* Requirement 1 *
In the news article about the A380 chief, who took over from Charles Champion?
* Requirement 2 *
Write the next part of the news article about Airbus replacing its A380 chief, picking up after its final sentence.

* Selected passage *
^^^^

Airbus replaces A380 chief

Aircraft manufacturer Airbus has replaced its boss in charge of producing the new A380 superjumbo.

    Production delays have hit the Airbus superjumbo

    Frenchman Charles Champion is the third official to lose his post after delays in producing the world's largest airliner forced the resignation of the company's chief executive and the co-head of parent EADS during a corporate crisis in July.

    The change on Monday coincided with the troubled superjumbo's first test flight involving real passengers – 474 volunteer Airbus staff.
       
    Airbus said Champion had been replaced by Mario Heinen, a 50-year-old executive from Luxembourg.
       
    The move is the first key appointment by Christian Streiff, the Airbus CEO, since he was drafted in from outside the aviation industry to replace Gustav Humbert as the head of Airbus in July.
       
    Champion will serve Streiff as an adviser, Airbus said.

    Delayed project
       
    The double-decker A380 is seen as a make-or-break project for Airbus which vies with its only rival Boeing for leadership of the global market for large commercial jets.
       
    Heinen's first task will be to ensure that there is no further slippage in deliveries, with Airbus already facing penalty payments to airlines over previous delays.
       
    The A380, the world's largest airliner, is due to be delivered to its first customer Singapore Airlines by the end of 2006 after two sets of delays totalling a year.

^^^^

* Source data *
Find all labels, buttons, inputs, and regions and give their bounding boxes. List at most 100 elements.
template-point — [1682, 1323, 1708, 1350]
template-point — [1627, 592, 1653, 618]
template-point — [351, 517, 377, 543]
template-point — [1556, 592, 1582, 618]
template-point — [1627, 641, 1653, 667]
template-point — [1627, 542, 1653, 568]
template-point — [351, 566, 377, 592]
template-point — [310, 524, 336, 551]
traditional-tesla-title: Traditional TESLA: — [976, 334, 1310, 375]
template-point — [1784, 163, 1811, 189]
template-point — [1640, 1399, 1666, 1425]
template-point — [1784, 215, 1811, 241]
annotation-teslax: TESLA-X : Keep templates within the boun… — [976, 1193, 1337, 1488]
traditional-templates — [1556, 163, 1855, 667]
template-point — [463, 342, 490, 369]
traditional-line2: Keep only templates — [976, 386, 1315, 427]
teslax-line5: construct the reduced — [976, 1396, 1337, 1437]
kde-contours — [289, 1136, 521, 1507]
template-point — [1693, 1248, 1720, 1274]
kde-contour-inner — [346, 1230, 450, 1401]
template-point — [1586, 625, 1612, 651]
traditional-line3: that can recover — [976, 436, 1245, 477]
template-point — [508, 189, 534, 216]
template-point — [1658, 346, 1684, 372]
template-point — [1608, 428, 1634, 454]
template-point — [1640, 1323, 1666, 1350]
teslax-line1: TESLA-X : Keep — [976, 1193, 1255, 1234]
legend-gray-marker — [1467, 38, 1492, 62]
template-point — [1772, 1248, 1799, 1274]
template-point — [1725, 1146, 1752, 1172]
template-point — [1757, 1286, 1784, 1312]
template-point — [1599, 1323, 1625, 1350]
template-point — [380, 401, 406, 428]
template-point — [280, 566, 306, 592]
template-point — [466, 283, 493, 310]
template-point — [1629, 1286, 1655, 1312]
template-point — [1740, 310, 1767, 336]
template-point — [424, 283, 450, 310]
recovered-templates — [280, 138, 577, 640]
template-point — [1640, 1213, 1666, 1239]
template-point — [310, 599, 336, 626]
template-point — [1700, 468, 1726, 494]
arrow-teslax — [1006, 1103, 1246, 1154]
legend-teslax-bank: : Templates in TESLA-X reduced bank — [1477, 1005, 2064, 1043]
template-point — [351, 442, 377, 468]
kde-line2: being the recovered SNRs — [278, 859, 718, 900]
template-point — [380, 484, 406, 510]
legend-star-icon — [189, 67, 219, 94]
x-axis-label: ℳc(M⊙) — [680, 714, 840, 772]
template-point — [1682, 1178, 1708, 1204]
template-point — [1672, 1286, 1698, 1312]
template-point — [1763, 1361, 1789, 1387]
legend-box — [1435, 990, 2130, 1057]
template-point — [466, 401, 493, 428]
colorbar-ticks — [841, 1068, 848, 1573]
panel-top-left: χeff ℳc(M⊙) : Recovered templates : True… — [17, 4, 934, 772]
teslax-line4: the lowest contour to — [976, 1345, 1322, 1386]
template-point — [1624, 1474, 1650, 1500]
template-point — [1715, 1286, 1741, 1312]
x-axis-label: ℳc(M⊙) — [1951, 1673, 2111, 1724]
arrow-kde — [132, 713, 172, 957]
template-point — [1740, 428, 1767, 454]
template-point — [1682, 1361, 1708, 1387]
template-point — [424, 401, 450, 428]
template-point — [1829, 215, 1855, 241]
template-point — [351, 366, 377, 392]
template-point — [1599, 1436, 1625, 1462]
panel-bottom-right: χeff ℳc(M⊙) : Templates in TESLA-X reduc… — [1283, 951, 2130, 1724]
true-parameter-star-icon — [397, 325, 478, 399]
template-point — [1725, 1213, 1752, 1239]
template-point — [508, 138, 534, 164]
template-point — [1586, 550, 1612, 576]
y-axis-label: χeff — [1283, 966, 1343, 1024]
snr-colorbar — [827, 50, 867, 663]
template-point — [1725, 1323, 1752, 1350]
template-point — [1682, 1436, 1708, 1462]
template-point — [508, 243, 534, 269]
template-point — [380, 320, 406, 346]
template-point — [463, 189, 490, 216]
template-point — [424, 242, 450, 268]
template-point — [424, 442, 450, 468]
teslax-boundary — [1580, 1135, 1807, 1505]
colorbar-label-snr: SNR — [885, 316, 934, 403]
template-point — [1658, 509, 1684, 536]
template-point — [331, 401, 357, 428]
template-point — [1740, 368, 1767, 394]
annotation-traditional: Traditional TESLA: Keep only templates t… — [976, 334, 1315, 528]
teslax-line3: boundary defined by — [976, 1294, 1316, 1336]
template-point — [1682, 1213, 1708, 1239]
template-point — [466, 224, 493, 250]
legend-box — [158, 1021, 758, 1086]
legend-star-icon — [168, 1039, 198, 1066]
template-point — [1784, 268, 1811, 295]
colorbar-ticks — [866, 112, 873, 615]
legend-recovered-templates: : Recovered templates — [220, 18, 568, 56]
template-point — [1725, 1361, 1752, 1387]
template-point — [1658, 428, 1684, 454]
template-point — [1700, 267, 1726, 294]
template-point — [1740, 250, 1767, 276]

^^^^

* Exercise result 1 *
Mario Heinen, a 50-year-old executive from Luxembourg.

* Exercise result 2 *
    Hundreds of Airbus employees boarded the lower deck of the A380 for the first of four test sorties known as "Early Long Flights" lasting seven to 15 hours on Monday.
       
    Airbus staff in France, Germany, Spain and Britain, competed through lots for a place on the first passenger test flight, which took off from Toulouse in southwest France at 0758 GMT.
       
    Capable of carrying 555 people in standard three-class layout, or over 800 in all-economy, the A380 is billed as the industry's answer to airport congestion and rising air traffic.
       
    But wiring installation problems cost EADS two billion euros in anticipated lost profits and sliced a quarter off its share price in June, plunging the pan-European firm into its worst crisis since it was founded in 2000.
      
    Boeing has a competing strategy based on mid-sized long-haul jets capable of carrying passengers to their final destination, rather than large regional hubs to be served by the A380.
       
    Airbus is working on a rival aircraft, the A350, to catch up with buoyant sales of the mid-sized Boeing 787 Dreamliner.